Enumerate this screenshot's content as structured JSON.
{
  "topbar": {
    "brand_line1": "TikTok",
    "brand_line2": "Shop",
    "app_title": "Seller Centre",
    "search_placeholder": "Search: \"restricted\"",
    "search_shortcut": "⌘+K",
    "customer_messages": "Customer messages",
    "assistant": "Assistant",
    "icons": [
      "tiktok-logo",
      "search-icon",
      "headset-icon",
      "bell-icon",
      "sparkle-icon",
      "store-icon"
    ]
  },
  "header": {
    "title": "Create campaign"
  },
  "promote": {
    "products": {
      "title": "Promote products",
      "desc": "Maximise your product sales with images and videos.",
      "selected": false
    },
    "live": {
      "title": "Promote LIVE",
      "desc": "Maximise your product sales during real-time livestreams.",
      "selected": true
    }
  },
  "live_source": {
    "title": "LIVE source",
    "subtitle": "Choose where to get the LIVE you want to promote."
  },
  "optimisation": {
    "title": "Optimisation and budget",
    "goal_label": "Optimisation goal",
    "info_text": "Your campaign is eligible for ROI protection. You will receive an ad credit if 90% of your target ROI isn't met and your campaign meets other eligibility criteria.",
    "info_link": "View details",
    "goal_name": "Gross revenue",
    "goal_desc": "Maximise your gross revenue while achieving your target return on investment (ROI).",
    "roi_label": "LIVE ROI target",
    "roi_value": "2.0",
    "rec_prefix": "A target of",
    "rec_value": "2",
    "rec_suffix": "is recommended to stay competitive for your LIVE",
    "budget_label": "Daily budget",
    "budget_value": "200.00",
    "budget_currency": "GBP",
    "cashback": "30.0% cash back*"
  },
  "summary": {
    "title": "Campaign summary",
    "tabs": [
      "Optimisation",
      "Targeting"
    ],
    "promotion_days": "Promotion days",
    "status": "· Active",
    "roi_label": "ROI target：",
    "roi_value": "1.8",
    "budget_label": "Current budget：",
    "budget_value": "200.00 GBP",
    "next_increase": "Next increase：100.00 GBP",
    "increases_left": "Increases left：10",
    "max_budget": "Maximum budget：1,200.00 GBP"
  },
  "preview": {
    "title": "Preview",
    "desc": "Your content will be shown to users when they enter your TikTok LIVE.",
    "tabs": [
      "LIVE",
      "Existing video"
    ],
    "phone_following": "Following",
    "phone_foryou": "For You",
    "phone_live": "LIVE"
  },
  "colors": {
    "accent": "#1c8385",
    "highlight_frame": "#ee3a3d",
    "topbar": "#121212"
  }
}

•••••

Direction: Search the data for "sales" and list every line in which it occurs.

Correct response:
      "desc": "Maximise your product sales with images and videos.",
      "desc": "Maximise your product sales during real-time livestreams.",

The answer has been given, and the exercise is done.